# [REQUIREMENTS]
Please reproduce the rows word for word, starting at the first row and ending at the one that contains "15 = xyxy=(445,886,487,903)".

Boxed element entries
###

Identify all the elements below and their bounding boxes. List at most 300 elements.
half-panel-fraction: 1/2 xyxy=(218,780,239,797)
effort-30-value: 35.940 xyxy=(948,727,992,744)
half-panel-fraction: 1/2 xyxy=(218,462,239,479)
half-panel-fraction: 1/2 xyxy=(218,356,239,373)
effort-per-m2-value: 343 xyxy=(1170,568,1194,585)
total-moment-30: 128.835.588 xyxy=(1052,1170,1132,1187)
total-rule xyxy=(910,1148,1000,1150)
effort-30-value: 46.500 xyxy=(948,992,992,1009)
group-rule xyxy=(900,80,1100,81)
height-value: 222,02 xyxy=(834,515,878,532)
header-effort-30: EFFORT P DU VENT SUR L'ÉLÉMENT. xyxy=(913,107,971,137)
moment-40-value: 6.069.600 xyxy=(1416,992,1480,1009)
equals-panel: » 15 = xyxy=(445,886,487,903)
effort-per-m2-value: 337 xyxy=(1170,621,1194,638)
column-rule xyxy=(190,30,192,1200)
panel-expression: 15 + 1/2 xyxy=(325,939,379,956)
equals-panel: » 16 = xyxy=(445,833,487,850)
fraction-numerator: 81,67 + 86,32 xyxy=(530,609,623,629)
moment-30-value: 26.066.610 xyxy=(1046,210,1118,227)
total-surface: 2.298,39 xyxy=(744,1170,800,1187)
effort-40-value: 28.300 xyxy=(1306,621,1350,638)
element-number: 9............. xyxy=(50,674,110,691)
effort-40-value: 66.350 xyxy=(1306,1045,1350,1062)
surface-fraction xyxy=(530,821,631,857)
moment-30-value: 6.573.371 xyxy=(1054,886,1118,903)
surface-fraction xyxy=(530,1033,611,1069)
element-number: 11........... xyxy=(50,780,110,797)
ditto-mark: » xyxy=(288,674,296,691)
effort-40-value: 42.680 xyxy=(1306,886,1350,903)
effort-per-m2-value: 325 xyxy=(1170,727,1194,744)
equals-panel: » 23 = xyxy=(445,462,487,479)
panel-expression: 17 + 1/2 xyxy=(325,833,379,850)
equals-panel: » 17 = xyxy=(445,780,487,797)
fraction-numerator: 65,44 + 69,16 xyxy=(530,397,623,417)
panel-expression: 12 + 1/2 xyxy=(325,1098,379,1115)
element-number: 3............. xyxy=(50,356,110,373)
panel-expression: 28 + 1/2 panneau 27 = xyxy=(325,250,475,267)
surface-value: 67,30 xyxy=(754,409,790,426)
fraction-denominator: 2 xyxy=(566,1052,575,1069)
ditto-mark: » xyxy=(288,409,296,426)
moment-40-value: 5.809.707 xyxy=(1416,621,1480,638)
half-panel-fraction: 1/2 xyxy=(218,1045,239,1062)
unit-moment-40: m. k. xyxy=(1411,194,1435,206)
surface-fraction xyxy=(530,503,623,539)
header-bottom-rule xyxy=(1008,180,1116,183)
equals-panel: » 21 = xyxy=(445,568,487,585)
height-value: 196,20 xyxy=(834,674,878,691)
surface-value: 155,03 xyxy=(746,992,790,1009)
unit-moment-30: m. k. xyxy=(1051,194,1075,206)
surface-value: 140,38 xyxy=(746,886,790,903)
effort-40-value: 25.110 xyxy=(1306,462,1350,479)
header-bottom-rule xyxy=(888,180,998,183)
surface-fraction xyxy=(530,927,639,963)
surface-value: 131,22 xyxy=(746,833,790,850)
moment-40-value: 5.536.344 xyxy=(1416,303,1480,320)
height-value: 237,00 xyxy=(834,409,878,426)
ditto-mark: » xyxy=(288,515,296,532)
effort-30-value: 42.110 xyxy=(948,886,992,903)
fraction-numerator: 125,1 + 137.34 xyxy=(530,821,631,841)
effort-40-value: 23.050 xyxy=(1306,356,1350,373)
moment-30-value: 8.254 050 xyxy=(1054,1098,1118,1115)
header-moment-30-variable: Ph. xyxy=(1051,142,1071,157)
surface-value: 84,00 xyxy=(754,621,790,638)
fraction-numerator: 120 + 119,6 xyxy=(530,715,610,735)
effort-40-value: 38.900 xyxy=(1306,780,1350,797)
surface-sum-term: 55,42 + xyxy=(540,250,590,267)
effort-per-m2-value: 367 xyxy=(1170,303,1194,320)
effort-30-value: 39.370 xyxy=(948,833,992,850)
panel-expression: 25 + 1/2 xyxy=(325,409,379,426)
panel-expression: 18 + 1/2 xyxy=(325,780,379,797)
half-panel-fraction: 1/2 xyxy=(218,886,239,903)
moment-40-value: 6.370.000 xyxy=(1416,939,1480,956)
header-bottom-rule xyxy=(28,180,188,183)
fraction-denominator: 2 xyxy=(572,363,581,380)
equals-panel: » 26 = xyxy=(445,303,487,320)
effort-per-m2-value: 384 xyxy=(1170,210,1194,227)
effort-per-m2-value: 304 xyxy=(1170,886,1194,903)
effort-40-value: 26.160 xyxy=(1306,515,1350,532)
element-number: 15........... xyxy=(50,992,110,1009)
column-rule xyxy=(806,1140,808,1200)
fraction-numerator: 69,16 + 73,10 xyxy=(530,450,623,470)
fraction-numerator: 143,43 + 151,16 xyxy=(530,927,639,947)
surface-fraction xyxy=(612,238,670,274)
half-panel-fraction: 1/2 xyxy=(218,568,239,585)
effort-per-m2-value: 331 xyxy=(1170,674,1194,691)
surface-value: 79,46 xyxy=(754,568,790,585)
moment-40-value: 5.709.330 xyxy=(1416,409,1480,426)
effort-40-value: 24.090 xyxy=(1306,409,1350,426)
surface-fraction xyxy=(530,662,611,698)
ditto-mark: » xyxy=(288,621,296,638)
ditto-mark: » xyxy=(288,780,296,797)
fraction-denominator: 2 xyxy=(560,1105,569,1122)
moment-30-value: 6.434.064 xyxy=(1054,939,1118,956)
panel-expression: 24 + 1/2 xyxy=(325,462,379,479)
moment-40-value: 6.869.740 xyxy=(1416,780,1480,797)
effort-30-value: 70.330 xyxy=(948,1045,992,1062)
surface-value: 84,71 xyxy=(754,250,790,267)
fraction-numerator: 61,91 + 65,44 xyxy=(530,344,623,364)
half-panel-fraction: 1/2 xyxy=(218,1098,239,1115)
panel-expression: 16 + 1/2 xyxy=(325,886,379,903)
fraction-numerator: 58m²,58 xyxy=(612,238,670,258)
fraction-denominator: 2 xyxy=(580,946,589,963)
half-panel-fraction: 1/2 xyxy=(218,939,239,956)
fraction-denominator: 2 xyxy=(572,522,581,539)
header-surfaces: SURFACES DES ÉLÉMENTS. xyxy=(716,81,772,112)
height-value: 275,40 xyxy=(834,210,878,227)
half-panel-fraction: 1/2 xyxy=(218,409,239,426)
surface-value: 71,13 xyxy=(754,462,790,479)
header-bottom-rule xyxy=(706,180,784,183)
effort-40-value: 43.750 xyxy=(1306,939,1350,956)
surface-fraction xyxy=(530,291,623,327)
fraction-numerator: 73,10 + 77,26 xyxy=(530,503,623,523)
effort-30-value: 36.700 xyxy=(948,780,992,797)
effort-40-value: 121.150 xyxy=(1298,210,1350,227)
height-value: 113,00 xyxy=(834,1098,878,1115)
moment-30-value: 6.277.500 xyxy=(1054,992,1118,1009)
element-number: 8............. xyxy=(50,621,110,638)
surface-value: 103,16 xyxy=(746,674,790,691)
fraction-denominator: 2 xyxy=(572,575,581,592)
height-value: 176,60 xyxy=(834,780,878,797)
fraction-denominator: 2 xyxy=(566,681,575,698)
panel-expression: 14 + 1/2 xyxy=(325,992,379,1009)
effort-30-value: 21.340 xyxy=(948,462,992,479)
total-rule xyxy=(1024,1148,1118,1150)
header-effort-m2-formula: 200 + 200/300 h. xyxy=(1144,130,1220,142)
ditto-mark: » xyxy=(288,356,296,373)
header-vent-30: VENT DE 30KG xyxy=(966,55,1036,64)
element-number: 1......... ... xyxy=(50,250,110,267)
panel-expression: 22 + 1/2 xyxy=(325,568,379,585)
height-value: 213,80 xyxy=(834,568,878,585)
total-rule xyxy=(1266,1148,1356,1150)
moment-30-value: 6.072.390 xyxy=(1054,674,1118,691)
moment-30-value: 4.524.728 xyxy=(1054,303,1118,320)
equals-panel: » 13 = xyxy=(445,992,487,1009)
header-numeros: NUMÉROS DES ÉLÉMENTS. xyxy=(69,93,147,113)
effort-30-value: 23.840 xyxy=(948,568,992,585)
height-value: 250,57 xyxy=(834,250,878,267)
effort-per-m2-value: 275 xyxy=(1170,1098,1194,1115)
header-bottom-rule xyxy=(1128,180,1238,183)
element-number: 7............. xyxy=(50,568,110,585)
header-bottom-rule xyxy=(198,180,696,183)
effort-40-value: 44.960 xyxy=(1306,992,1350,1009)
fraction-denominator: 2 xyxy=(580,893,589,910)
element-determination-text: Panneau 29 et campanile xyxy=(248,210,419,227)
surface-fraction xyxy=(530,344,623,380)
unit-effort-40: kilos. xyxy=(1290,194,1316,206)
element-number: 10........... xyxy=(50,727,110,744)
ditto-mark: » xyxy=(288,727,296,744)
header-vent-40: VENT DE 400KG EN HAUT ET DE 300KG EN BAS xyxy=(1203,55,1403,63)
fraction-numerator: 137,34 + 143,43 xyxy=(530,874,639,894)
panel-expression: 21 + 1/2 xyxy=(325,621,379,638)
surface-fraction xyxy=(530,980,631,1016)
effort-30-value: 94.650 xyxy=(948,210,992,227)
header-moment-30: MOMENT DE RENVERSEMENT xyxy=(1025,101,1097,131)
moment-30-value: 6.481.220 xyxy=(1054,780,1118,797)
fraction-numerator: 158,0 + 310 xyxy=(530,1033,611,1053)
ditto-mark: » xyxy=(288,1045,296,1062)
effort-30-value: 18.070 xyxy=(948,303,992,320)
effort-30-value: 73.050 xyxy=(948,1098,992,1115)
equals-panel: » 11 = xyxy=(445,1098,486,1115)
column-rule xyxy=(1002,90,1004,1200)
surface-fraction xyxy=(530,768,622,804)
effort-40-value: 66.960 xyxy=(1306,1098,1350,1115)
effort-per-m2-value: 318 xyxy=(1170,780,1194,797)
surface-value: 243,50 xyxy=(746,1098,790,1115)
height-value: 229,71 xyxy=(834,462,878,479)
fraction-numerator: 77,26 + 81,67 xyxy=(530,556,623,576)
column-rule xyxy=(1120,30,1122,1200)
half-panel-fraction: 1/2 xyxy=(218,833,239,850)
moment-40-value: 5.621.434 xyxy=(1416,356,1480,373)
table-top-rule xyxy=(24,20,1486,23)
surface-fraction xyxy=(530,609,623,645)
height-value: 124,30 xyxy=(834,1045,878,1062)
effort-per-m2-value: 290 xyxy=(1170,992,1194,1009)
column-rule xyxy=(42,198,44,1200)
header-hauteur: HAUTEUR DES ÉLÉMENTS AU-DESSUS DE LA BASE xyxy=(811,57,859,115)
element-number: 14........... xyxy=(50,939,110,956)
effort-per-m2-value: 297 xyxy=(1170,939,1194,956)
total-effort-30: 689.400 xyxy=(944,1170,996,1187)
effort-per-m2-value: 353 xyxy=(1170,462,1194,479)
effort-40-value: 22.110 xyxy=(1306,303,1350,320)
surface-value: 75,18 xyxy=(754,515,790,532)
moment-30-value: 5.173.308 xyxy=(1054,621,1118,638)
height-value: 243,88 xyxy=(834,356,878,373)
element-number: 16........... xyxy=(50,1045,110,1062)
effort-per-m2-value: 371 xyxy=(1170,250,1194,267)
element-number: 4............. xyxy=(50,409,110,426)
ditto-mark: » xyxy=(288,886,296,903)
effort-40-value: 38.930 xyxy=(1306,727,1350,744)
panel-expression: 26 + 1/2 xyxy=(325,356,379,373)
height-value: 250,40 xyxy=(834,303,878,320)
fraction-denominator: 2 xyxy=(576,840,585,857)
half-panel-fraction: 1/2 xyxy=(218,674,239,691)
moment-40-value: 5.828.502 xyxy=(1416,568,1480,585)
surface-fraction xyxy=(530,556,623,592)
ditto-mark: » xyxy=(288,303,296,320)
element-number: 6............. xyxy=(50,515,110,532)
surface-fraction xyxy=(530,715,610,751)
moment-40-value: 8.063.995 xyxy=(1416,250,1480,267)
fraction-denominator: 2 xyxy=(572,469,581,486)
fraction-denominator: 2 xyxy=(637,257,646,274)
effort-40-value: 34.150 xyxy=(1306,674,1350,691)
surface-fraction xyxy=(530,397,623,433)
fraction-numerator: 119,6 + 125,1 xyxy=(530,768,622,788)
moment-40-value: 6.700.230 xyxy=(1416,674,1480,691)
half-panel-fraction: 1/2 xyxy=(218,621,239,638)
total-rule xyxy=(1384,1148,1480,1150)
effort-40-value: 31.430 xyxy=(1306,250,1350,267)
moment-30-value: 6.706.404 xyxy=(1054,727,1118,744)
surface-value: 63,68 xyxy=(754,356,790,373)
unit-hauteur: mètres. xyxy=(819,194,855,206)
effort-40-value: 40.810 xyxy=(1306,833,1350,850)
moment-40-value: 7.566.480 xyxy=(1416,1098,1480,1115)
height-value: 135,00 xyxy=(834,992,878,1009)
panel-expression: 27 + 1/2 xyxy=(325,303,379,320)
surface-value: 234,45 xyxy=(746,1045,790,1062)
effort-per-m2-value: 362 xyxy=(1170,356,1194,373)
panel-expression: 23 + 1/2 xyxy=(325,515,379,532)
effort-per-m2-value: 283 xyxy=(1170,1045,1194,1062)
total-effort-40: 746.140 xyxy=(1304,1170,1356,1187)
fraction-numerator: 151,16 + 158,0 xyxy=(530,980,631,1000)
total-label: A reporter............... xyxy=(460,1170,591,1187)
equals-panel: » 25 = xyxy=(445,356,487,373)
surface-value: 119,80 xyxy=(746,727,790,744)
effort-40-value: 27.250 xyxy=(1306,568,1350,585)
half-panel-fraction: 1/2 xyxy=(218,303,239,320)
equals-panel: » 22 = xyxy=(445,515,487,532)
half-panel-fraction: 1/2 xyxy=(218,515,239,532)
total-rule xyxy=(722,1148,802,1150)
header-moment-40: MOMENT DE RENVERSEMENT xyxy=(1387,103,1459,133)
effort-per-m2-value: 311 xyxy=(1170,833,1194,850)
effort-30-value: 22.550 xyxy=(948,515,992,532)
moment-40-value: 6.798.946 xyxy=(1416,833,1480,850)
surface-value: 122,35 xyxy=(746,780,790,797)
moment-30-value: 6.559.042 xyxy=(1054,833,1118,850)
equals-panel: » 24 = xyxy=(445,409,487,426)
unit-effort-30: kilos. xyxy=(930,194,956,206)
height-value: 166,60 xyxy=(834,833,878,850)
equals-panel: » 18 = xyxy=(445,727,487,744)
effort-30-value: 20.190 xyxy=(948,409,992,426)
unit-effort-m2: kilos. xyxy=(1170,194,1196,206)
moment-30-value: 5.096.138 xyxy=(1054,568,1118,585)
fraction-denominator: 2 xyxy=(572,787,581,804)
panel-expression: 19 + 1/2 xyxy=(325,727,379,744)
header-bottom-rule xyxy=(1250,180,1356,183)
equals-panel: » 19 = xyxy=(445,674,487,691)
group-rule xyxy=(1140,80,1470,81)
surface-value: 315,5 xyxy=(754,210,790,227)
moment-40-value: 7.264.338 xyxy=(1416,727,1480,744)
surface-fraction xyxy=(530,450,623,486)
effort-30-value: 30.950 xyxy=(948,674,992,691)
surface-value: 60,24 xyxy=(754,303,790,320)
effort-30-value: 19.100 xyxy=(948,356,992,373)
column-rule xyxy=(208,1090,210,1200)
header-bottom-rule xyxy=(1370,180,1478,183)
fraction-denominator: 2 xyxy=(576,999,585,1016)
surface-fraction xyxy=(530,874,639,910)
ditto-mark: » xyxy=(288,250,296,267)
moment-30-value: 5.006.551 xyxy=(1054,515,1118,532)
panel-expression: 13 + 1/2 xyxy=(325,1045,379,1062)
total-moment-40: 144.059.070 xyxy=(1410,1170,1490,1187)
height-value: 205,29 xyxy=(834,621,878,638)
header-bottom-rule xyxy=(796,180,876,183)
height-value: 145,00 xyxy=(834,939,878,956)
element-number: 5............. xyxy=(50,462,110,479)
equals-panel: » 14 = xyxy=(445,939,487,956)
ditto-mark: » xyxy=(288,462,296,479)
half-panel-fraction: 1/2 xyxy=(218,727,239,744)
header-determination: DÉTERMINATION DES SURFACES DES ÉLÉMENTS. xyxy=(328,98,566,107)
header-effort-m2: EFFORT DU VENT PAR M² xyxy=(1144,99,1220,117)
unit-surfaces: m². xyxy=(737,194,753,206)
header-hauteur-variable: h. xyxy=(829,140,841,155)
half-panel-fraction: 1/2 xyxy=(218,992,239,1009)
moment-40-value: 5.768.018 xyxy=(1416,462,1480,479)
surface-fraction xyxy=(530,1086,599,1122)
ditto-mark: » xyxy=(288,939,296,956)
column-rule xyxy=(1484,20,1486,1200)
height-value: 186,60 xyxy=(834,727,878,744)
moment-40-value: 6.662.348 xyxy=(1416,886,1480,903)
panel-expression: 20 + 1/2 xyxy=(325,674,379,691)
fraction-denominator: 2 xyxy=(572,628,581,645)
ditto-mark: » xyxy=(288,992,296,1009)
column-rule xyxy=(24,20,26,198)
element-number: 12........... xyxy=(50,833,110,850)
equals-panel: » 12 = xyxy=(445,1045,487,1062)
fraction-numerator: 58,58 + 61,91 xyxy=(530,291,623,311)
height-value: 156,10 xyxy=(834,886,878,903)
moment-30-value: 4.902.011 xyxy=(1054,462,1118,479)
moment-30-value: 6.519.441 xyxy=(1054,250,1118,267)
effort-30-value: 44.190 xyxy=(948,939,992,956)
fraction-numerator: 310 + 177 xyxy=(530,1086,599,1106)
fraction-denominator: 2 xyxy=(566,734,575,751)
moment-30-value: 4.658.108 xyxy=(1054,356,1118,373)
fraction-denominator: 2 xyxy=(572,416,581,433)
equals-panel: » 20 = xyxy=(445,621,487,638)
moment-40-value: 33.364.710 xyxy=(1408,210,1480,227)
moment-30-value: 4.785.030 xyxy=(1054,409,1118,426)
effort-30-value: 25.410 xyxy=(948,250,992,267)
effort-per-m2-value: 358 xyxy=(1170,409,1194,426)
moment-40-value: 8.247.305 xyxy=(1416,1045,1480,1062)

###

# [RESPONSE]
Identify all the elements below and their bounding boxes. List at most 300 elements.
half-panel-fraction: 1/2 xyxy=(218,780,239,797)
effort-30-value: 35.940 xyxy=(948,727,992,744)
half-panel-fraction: 1/2 xyxy=(218,462,239,479)
half-panel-fraction: 1/2 xyxy=(218,356,239,373)
effort-per-m2-value: 343 xyxy=(1170,568,1194,585)
total-moment-30: 128.835.588 xyxy=(1052,1170,1132,1187)
total-rule xyxy=(910,1148,1000,1150)
effort-30-value: 46.500 xyxy=(948,992,992,1009)
group-rule xyxy=(900,80,1100,81)
height-value: 222,02 xyxy=(834,515,878,532)
header-effort-30: EFFORT P DU VENT SUR L'ÉLÉMENT. xyxy=(913,107,971,137)
moment-40-value: 6.069.600 xyxy=(1416,992,1480,1009)
equals-panel: » 15 = xyxy=(445,886,487,903)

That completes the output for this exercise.